THE TASK »
Of all the lines in the records below, how many hold the word "Whisper"? Give the number alone.

MATERIAL PROVIDED »
━━━

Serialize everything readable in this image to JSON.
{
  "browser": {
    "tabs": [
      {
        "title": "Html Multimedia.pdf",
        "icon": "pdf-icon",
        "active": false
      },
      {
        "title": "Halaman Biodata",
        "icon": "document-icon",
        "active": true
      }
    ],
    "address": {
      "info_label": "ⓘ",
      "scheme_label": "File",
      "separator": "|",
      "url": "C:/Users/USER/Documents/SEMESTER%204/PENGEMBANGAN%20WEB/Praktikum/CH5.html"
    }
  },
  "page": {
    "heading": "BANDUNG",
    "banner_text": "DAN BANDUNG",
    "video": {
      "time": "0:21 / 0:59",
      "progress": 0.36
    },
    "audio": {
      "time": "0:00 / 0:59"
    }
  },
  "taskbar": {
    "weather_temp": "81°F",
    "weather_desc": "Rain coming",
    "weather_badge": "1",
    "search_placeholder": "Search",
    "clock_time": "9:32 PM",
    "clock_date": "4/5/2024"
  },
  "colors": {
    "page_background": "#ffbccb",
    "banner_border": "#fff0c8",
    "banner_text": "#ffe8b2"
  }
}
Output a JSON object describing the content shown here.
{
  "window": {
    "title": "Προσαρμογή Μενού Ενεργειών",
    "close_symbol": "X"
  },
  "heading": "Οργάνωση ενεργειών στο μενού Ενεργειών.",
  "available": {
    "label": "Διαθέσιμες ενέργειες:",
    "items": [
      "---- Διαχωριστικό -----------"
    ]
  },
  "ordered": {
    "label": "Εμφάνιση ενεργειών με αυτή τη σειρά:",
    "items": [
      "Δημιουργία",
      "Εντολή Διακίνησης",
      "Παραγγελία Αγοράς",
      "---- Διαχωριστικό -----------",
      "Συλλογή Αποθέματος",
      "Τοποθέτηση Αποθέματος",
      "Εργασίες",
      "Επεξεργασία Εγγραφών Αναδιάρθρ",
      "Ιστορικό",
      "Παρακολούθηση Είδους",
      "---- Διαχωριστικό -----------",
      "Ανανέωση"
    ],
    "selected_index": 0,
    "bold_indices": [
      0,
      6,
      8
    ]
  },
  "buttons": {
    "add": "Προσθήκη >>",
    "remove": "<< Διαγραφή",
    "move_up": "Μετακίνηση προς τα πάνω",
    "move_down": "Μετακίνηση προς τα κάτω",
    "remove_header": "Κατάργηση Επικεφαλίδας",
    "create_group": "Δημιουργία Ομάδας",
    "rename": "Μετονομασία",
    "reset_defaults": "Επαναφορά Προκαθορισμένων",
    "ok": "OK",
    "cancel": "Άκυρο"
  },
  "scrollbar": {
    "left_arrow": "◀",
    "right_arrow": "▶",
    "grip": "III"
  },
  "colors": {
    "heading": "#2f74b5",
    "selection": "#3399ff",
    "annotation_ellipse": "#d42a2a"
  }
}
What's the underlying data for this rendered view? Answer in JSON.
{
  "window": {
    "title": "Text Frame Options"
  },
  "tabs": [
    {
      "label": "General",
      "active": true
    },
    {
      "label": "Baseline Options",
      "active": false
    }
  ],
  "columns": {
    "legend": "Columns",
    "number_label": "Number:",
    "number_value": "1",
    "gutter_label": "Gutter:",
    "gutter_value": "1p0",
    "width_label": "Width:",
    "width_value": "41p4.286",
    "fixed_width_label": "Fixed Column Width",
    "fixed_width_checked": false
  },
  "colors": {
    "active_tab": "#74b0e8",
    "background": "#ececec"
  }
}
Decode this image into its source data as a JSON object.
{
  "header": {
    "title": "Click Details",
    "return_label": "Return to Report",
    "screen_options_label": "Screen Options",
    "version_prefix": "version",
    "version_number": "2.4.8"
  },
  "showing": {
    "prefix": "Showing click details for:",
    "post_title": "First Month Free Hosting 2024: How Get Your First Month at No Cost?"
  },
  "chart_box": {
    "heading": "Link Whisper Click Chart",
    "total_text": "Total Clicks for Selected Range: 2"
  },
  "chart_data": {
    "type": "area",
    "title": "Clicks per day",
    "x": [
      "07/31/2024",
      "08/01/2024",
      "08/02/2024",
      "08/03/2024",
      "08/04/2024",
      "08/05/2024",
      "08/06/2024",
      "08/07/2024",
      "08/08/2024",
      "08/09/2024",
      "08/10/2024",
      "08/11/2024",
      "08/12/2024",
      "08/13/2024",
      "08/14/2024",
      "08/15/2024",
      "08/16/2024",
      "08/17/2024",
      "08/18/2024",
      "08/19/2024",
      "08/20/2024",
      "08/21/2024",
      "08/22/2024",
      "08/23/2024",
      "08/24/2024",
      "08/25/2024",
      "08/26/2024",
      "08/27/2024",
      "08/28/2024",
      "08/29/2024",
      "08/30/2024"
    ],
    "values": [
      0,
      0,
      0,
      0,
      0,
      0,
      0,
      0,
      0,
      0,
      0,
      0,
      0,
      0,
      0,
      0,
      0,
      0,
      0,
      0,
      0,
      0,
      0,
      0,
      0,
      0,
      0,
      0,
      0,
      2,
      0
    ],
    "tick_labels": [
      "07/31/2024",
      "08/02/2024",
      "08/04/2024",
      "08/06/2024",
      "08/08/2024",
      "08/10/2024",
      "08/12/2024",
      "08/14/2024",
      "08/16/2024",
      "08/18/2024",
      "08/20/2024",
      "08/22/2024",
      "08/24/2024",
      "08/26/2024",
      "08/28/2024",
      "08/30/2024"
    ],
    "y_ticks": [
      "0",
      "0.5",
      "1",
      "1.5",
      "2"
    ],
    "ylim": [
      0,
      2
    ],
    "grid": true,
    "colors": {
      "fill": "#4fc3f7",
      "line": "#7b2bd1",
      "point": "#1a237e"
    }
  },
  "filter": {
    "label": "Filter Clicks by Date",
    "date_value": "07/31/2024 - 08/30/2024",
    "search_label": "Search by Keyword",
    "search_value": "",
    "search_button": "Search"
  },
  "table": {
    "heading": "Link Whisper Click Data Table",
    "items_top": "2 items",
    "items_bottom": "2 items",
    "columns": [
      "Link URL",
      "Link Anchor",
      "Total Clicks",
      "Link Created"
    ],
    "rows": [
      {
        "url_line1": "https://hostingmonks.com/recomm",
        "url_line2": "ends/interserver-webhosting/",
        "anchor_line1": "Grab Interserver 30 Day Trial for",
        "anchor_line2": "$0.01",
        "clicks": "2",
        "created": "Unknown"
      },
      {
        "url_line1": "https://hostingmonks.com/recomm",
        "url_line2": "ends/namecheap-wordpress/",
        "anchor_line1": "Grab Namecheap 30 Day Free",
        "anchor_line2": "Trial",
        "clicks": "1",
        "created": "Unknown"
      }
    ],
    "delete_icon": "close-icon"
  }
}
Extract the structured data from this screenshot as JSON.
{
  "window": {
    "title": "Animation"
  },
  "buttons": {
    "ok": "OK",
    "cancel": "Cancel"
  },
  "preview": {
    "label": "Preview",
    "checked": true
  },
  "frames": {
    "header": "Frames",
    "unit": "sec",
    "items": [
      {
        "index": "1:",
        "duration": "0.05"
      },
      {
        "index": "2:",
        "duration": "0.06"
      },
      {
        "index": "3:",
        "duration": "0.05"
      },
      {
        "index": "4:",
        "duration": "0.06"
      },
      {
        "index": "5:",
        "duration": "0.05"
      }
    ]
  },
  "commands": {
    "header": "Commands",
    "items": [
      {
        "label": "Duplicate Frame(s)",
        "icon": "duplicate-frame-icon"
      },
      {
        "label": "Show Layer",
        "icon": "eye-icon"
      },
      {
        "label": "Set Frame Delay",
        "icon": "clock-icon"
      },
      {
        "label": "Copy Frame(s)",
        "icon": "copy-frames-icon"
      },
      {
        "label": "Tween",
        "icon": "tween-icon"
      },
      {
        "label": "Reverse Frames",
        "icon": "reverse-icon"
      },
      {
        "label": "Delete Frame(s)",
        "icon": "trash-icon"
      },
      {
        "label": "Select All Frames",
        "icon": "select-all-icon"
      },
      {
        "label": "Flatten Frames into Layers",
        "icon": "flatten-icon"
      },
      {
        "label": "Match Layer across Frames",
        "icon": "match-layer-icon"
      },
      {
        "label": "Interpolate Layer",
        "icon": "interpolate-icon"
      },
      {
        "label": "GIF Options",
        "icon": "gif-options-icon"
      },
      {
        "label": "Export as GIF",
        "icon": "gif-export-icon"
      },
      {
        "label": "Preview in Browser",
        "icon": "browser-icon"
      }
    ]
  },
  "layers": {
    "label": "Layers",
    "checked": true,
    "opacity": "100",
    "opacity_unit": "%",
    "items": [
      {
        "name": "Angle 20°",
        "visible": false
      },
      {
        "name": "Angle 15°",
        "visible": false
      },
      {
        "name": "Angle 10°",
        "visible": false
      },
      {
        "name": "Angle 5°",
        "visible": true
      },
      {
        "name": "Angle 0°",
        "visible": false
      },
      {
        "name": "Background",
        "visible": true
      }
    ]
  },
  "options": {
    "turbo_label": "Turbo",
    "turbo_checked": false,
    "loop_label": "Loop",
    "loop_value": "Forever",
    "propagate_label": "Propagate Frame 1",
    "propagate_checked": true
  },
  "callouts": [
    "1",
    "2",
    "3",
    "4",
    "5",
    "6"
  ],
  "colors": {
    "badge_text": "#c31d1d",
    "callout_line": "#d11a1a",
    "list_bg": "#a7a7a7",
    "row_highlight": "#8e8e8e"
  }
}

━━━

SOLUTION »
2